## Problem statement
Leaving out all images, write out the records that follow exactly.
********************
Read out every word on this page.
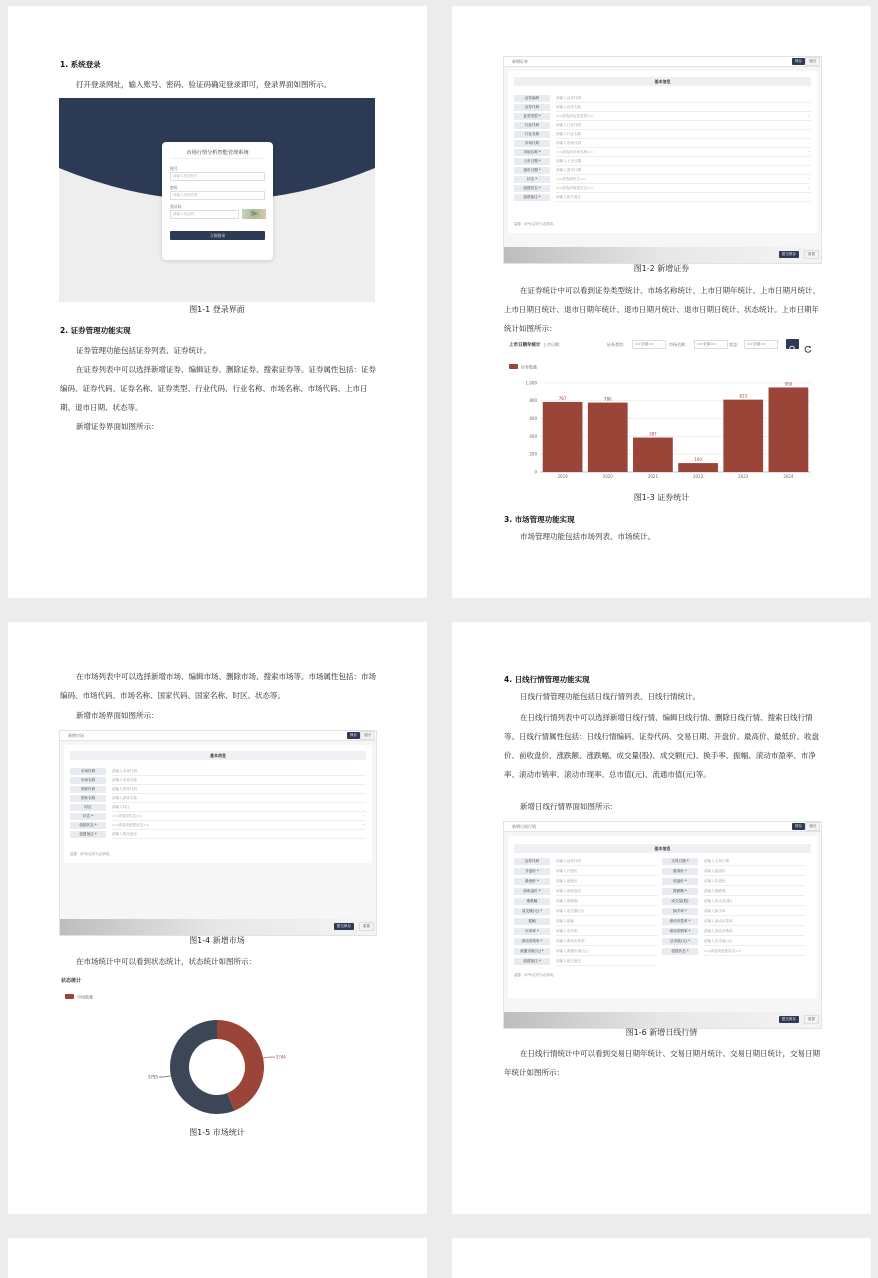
1. 系统登录
打开登录网址，输入账号、密码、验证码确定登录即可，登录界面如图所示。
市场行情分析智能管理系统
账号
请输入登录账号
密码
请输入登录密码
验证码
请输入验证码	7Jm
立即登录
图1-1 登录界面
2. 证券管理功能实现
证券管理功能包括证券列表、证券统计。
在证券列表中可以选择新增证券、编辑证券、删除证券、搜索证券等。证券属性包括：证券编码、证券代码、证券名称、证券类型、行业代码、行业名称、市场名称、市场代码、上市日期、退市日期、状态等。
新增证券界面如图所示：
新增证券	保存	返回
基本信息
证券编码	请输入证券代码
证券代码	请输入证券名称
证券类型 *	==请选择证券类型==	⌄
行业代码	请输入行业代码
行业名称	请输入行业名称
市场代码	请输入市场代码
市场名称 *	==请选择市场名称==	⌄
上市日期 *	请输入上市日期
退市日期 *	请输入退市日期
状态 *	==请选择状态==	⌄
创建状态 *	==请选择创建状态==	⌄
创建备注 *	请输入相关备注
温馨：用*标注的为必填项。
提交保存	重置
图1-2 新增证券
在证券统计中可以看到证券类型统计、市场名称统计、上市日期年统计、上市日期月统计、上市日期日统计、退市日期年统计、退市日期月统计、退市日期日统计、状态统计。上市日期年统计如图所示：
上市日期年统计 上市日期：	证券类型：	==全部==	市场名称：	==全部==	状态：	==全部==
证券数量
0
200
400
600
800
1,000
787
2019
780
2020
387
2021
100
2022
813
2023
950
2024
图1-3 证券统计
3. 市场管理功能实现
市场管理功能包括市场列表、市场统计。
在市场列表中可以选择新增市场、编辑市场、删除市场、搜索市场等。市场属性包括：市场编码、市场代码、市场名称、国家代码、国家名称、时区、状态等。
新增市场界面如图所示：
新增市场	保存	返回
基本信息
市场代码	请输入市场代码
市场名称	请输入市场名称
国家代码	请输入国家代码
国家名称	请输入国家名称
时区	请输入时区
状态 *	==请选择状态==	⌄
创建状态 *	==请选择创建状态==	⌄
创建备注 *	请输入相关备注
温馨：用*标注的为必填项。
提交保存	重置
图1-4 新增市场
在市场统计中可以看到状态统计，状态统计如图所示：
状态统计
市场数量
5?44
5?55
图1-5 市场统计
4. 日线行情管理功能实现
日线行情管理功能包括日线行情列表、日线行情统计。
在日线行情列表中可以选择新增日线行情、编辑日线行情、删除日线行情、搜索日线行情等。日线行情属性包括：日线行情编码、证券代码、交易日期、开盘价、最高价、最低价、收盘价、前收盘价、涨跌额、涨跌幅、成交量(股)、成交额(元)、换手率、振幅、滚动市盈率、市净率、滚动市销率、滚动市现率、总市值(元)、流通市值(元)等。
新增日线行情界面如图所示：
新增日线行情	保存	返回
基本信息
证券代码	请输入证券代码	交易日期 *	请输入交易日期
开盘价 *	请输入开盘价	最高价 *	请输入最高价
最低价 *	请输入最低价	收盘价 *	请输入收盘价
前收盘价 *	请输入前收盘价	涨跌额 *	请输入涨跌额
涨跌幅	请输入涨跌幅	成交量(股)	请输入成交量(股)
成交额(元) *	请输入成交额(元)	换手率 *	请输入换手率
振幅	请输入振幅	滚动市盈率 *	请输入滚动市盈率
市净率 *	请输入市净率	滚动市销率 *	请输入滚动市销率
滚动市现率 *	请输入滚动市现率	总市值(元) *	请输入总市值(元)
流通市值(元) *	请输入流通市值(元)	创建状态 *	==请选择创建状态==
创建备注 *	请输入相关备注
温馨：用*标注的为必填项。
提交保存	重置
图1-6 新增日线行情
在日线行情统计中可以看到交易日期年统计、交易日期月统计、交易日期日统计，交易日期年统计如图所示：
********************
## The output
Read out every word on this page.
1. 系统登录
打开登录网址，输入账号、密码、验证码确定登录即可，登录界面如图所示。
市场行情分析智能管理系统
账号
请输入登录账号
密码
请输入登录密码
验证码
请输入验证码	7Jm
立即登录
图1-1 登录界面
2. 证券管理功能实现
证券管理功能包括证券列表、证券统计。
在证券列表中可以选择新增证券、编辑证券、删除证券、搜索证券等。证券属性包括：证券编码、证券代码、证券名称、证券类型、行业代码、行业名称、市场名称、市场代码、上市日期、退市日期、状态等。
新增证券界面如图所示：
新增证券	保存	返回
基本信息
证券编码	请输入证券代码
证券代码	请输入证券名称
证券类型 *	==请选择证券类型==	⌄
行业代码	请输入行业代码
行业名称	请输入行业名称
市场代码	请输入市场代码
市场名称 *	==请选择市场名称==	⌄
上市日期 *	请输入上市日期
退市日期 *	请输入退市日期
状态 *	==请选择状态==	⌄
创建状态 *	==请选择创建状态==	⌄
创建备注 *	请输入相关备注
温馨：用*标注的为必填项。
提交保存	重置
图1-2 新增证券
在证券统计中可以看到证券类型统计、市场名称统计、上市日期年统计、上市日期月统计、上市日期日统计、退市日期年统计、退市日期月统计、退市日期日统计、状态统计。上市日期年统计如图所示：
上市日期年统计 上市日期：	证券类型：	==全部==	市场名称：	==全部==	状态：	==全部==
证券数量
0
200
400
600
800
1,000
787
2019
780
2020
387
2021
100
2022
813
2023
950
2024
图1-3 证券统计
3. 市场管理功能实现
市场管理功能包括市场列表、市场统计。
在市场列表中可以选择新增市场、编辑市场、删除市场、搜索市场等。市场属性包括：市场编码、市场代码、市场名称、国家代码、国家名称、时区、状态等。
新增市场界面如图所示：
新增市场	保存	返回
基本信息
市场代码	请输入市场代码
市场名称	请输入市场名称
国家代码	请输入国家代码
国家名称	请输入国家名称
时区	请输入时区
状态 *	==请选择状态==	⌄
创建状态 *	==请选择创建状态==	⌄
创建备注 *	请输入相关备注
温馨：用*标注的为必填项。
提交保存	重置
图1-4 新增市场
在市场统计中可以看到状态统计，状态统计如图所示：
状态统计
市场数量
5?44
5?55
图1-5 市场统计
4. 日线行情管理功能实现
日线行情管理功能包括日线行情列表、日线行情统计。
在日线行情列表中可以选择新增日线行情、编辑日线行情、删除日线行情、搜索日线行情等。日线行情属性包括：日线行情编码、证券代码、交易日期、开盘价、最高价、最低价、收盘价、前收盘价、涨跌额、涨跌幅、成交量(股)、成交额(元)、换手率、振幅、滚动市盈率、市净率、滚动市销率、滚动市现率、总市值(元)、流通市值(元)等。
新增日线行情界面如图所示：
新增日线行情	保存	返回
基本信息
证券代码	请输入证券代码	交易日期 *	请输入交易日期
开盘价 *	请输入开盘价	最高价 *	请输入最高价
最低价 *	请输入最低价	收盘价 *	请输入收盘价
前收盘价 *	请输入前收盘价	涨跌额 *	请输入涨跌额
涨跌幅	请输入涨跌幅	成交量(股)	请输入成交量(股)
成交额(元) *	请输入成交额(元)	换手率 *	请输入换手率
振幅	请输入振幅	滚动市盈率 *	请输入滚动市盈率
市净率 *	请输入市净率	滚动市销率 *	请输入滚动市销率
滚动市现率 *	请输入滚动市现率	总市值(元) *	请输入总市值(元)
流通市值(元) *	请输入流通市值(元)	创建状态 *	==请选择创建状态==
创建备注 *	请输入相关备注
温馨：用*标注的为必填项。
提交保存	重置
图1-6 新增日线行情
在日线行情统计中可以看到交易日期年统计、交易日期月统计、交易日期日统计，交易日期年统计如图所示：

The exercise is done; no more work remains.